Work to be completed: Look through the data below and count each line where the word "receptores" appears. Reply with the count alone.

Stored items
--

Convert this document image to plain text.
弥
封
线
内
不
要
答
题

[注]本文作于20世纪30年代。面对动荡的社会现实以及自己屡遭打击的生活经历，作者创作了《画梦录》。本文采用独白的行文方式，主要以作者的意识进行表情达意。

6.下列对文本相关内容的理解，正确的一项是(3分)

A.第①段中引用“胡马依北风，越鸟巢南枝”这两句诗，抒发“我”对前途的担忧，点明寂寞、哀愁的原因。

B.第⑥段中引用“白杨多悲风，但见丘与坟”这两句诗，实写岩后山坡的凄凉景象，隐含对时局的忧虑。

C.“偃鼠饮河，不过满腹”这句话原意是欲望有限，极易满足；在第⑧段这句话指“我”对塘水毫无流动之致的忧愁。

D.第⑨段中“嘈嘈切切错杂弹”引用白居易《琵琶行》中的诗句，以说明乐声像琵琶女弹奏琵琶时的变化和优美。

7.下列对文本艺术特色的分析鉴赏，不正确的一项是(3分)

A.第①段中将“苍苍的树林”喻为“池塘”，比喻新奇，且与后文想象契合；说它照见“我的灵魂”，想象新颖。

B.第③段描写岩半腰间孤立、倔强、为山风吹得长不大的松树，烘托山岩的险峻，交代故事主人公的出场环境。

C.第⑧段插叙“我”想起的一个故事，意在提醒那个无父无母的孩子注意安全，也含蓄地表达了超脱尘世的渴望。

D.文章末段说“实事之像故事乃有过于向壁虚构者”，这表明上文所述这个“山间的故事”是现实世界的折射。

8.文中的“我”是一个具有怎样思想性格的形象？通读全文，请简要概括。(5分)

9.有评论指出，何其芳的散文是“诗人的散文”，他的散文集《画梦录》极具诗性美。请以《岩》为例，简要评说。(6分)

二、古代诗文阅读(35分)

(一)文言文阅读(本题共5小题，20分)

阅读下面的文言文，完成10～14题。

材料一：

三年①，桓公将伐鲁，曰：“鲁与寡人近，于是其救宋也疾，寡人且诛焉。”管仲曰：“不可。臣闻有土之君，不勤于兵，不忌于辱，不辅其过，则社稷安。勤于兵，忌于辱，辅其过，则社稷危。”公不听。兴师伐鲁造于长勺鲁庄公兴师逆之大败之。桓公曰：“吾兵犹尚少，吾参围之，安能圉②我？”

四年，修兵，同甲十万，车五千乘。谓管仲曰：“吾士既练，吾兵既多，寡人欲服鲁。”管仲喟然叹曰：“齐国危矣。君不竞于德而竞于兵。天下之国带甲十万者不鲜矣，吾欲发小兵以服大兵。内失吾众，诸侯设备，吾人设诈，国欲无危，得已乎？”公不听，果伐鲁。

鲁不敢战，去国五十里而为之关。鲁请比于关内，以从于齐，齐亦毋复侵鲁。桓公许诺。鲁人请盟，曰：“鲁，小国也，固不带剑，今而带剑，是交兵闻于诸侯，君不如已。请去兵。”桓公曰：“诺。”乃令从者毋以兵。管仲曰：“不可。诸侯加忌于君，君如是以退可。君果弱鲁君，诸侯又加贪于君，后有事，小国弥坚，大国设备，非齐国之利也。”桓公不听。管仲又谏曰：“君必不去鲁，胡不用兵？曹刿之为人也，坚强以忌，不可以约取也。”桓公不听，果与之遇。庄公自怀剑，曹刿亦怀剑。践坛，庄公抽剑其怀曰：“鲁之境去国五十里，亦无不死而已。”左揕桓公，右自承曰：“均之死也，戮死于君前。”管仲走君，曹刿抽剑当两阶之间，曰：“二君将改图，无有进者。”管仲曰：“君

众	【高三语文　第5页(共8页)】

--

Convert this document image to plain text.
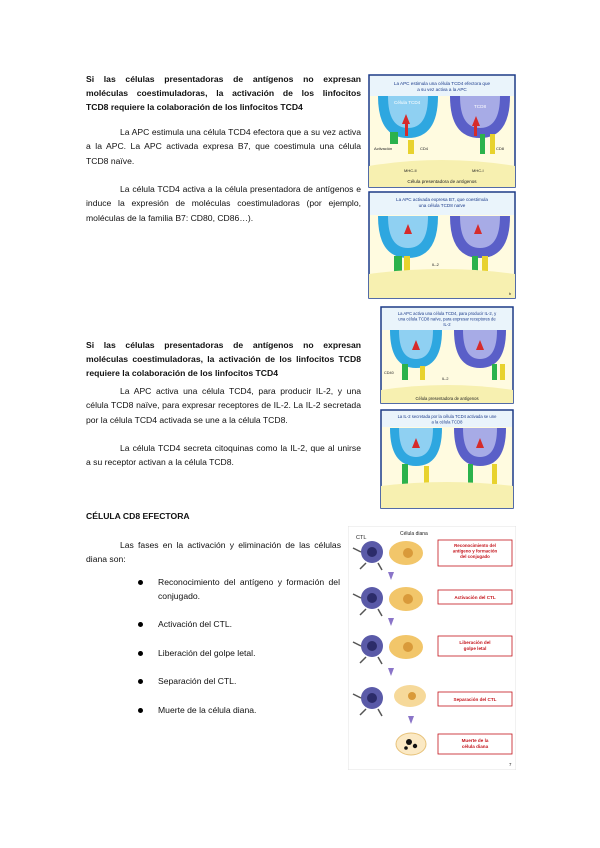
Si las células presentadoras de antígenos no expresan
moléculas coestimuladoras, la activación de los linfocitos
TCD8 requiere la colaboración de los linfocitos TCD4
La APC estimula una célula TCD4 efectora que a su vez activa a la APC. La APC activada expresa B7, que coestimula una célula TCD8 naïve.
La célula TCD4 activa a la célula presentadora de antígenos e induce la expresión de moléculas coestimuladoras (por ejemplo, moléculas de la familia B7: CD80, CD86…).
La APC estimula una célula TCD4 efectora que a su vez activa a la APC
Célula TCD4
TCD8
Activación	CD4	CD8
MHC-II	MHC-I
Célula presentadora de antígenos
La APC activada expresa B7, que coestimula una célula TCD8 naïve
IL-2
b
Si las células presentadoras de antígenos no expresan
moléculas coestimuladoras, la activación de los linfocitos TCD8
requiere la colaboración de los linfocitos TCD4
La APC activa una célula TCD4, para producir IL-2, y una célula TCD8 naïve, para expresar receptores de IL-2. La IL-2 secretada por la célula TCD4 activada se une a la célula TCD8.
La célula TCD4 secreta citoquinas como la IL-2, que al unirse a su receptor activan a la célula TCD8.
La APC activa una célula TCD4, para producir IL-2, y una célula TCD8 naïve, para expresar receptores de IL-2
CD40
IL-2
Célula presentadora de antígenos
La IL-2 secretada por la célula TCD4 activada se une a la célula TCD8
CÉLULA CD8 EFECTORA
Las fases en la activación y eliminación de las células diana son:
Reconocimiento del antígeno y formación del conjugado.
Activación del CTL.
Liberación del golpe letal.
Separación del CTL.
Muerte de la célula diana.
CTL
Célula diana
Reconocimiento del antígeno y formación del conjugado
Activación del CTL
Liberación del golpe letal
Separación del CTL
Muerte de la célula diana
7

--

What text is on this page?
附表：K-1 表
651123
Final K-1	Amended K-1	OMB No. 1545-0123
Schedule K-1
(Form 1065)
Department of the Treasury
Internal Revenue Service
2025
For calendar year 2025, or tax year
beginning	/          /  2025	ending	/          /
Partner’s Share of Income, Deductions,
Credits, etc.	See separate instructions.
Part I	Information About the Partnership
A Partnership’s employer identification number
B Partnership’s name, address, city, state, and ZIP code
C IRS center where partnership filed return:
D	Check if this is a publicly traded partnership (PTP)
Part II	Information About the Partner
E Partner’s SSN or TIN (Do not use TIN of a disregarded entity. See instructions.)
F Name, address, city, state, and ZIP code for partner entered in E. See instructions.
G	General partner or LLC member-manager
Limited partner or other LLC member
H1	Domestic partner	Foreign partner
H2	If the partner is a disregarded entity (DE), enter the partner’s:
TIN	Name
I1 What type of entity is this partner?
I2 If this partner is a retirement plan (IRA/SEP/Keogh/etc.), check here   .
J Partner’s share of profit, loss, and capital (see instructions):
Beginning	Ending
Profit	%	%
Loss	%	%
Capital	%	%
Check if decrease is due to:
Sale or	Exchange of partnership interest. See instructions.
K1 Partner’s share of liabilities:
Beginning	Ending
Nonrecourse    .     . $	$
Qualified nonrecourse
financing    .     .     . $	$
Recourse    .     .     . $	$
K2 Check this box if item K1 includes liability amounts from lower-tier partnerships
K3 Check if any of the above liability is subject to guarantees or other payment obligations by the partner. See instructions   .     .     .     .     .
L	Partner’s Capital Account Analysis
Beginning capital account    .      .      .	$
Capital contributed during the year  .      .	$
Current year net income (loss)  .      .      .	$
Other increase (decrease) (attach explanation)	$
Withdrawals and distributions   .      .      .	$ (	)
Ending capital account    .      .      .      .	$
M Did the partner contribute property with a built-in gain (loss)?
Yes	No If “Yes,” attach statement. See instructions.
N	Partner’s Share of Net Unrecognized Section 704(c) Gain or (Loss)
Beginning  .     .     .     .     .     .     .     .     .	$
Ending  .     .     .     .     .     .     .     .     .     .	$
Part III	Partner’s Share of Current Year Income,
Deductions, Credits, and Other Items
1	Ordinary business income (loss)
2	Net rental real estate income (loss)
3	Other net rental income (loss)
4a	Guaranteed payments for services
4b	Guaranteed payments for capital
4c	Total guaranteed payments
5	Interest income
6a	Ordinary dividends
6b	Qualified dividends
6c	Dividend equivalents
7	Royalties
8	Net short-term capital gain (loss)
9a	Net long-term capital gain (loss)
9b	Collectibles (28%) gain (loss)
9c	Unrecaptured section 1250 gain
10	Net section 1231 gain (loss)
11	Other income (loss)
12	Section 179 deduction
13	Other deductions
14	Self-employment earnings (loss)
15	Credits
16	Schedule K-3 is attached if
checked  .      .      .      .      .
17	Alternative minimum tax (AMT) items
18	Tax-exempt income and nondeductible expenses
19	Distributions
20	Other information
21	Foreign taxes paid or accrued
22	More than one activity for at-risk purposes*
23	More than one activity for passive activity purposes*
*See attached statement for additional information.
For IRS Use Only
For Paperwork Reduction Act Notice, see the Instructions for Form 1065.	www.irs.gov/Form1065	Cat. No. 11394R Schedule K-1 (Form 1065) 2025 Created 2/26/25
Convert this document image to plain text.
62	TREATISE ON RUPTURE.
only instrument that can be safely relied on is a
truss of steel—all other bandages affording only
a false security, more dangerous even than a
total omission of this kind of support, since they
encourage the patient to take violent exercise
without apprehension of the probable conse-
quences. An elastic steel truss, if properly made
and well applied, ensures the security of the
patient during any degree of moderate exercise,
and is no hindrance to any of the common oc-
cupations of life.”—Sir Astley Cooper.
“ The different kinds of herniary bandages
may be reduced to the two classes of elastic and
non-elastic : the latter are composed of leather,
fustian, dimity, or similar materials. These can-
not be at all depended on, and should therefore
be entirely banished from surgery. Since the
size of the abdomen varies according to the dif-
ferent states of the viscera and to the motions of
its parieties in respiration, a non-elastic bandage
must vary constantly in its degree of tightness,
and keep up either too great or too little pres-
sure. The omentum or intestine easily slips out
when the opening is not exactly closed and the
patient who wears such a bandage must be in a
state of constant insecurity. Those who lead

--

Finished answer: 2